Print the listing below exactly.

+++ RECORDS FOR PROCESSING +++

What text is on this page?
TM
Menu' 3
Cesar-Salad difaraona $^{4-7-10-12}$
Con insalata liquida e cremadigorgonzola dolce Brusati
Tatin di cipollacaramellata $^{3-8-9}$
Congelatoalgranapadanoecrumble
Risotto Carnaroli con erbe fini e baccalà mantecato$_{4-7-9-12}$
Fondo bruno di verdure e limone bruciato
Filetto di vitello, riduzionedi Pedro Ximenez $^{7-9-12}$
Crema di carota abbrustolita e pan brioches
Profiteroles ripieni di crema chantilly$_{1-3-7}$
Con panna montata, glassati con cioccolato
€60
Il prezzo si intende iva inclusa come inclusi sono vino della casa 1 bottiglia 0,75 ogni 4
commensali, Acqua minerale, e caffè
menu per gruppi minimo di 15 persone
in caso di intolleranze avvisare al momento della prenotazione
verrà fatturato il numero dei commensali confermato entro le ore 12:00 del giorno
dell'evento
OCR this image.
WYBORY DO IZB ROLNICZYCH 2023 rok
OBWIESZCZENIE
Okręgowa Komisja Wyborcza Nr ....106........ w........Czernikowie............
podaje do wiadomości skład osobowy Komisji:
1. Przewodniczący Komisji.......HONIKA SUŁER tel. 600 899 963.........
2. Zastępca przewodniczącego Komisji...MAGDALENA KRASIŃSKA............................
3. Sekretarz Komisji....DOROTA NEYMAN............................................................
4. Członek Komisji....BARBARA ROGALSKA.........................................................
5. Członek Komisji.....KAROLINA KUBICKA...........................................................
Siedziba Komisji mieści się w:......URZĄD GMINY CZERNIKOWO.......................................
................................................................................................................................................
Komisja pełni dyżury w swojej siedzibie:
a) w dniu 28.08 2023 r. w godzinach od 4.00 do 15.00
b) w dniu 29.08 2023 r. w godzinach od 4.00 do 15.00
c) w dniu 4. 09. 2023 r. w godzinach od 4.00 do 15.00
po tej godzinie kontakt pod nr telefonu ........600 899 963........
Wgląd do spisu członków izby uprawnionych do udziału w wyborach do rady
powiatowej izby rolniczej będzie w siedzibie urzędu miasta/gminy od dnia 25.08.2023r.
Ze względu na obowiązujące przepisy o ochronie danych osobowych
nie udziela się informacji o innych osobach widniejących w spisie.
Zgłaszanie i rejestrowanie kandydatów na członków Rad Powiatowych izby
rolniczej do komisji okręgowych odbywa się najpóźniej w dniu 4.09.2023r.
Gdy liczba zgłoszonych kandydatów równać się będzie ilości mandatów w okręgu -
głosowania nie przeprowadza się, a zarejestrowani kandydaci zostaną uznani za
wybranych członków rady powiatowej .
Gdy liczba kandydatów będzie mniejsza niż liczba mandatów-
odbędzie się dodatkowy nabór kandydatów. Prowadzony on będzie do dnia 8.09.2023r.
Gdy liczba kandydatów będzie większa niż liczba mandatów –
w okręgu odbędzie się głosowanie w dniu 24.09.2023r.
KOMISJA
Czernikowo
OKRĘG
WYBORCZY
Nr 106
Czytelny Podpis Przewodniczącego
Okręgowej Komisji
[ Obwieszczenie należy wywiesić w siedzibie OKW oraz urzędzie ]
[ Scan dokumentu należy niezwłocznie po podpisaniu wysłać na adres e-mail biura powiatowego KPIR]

+++

# ANSWER IN FULL
What text is on this page?
TM
Menu' 3
Cesar-Salad difaraona $^{4-7-10-12}$
Con insalata liquida e cremadigorgonzola dolce Brusati
Tatin di cipollacaramellata $^{3-8-9}$
Congelatoalgranapadanoecrumble
Risotto Carnaroli con erbe fini e baccalà mantecato$_{4-7-9-12}$
Fondo bruno di verdure e limone bruciato
Filetto di vitello, riduzionedi Pedro Ximenez $^{7-9-12}$
Crema di carota abbrustolita e pan brioches
Profiteroles ripieni di crema chantilly$_{1-3-7}$
Con panna montata, glassati con cioccolato
€60
Il prezzo si intende iva inclusa come inclusi sono vino della casa 1 bottiglia 0,75 ogni 4
commensali, Acqua minerale, e caffè
menu per gruppi minimo di 15 persone
in caso di intolleranze avvisare al momento della prenotazione
verrà fatturato il numero dei commensali confermato entro le ore 12:00 del giorno
dell'evento
OCR this image.
WYBORY DO IZB ROLNICZYCH 2023 rok
OBWIESZCZENIE
Okręgowa Komisja Wyborcza Nr ....106........ w........Czernikowie............
podaje do wiadomości skład osobowy Komisji:
1. Przewodniczący Komisji.......HONIKA SUŁER tel. 600 899 963.........
2. Zastępca przewodniczącego Komisji...MAGDALENA KRASIŃSKA............................
3. Sekretarz Komisji....DOROTA NEYMAN............................................................
4. Członek Komisji....BARBARA ROGALSKA.........................................................
5. Członek Komisji.....KAROLINA KUBICKA...........................................................
Siedziba Komisji mieści się w:......URZĄD GMINY CZERNIKOWO.......................................
................................................................................................................................................
Komisja pełni dyżury w swojej siedzibie:
a) w dniu 28.08 2023 r. w godzinach od 4.00 do 15.00
b) w dniu 29.08 2023 r. w godzinach od 4.00 do 15.00
c) w dniu 4. 09. 2023 r. w godzinach od 4.00 do 15.00
po tej godzinie kontakt pod nr telefonu ........600 899 963........
Wgląd do spisu członków izby uprawnionych do udziału w wyborach do rady
powiatowej izby rolniczej będzie w siedzibie urzędu miasta/gminy od dnia 25.08.2023r.
Ze względu na obowiązujące przepisy o ochronie danych osobowych
nie udziela się informacji o innych osobach widniejących w spisie.
Zgłaszanie i rejestrowanie kandydatów na członków Rad Powiatowych izby
rolniczej do komisji okręgowych odbywa się najpóźniej w dniu 4.09.2023r.
Gdy liczba zgłoszonych kandydatów równać się będzie ilości mandatów w okręgu -
głosowania nie przeprowadza się, a zarejestrowani kandydaci zostaną uznani za
wybranych członków rady powiatowej .
Gdy liczba kandydatów będzie mniejsza niż liczba mandatów-
odbędzie się dodatkowy nabór kandydatów. Prowadzony on będzie do dnia 8.09.2023r.
Gdy liczba kandydatów będzie większa niż liczba mandatów –
w okręgu odbędzie się głosowanie w dniu 24.09.2023r.
KOMISJA
Czernikowo
OKRĘG
WYBORCZY
Nr 106
Czytelny Podpis Przewodniczącego
Okręgowej Komisji
[ Obwieszczenie należy wywiesić w siedzibie OKW oraz urzędzie ]
[ Scan dokumentu należy niezwłocznie po podpisaniu wysłać na adres e-mail biura powiatowego KPIR]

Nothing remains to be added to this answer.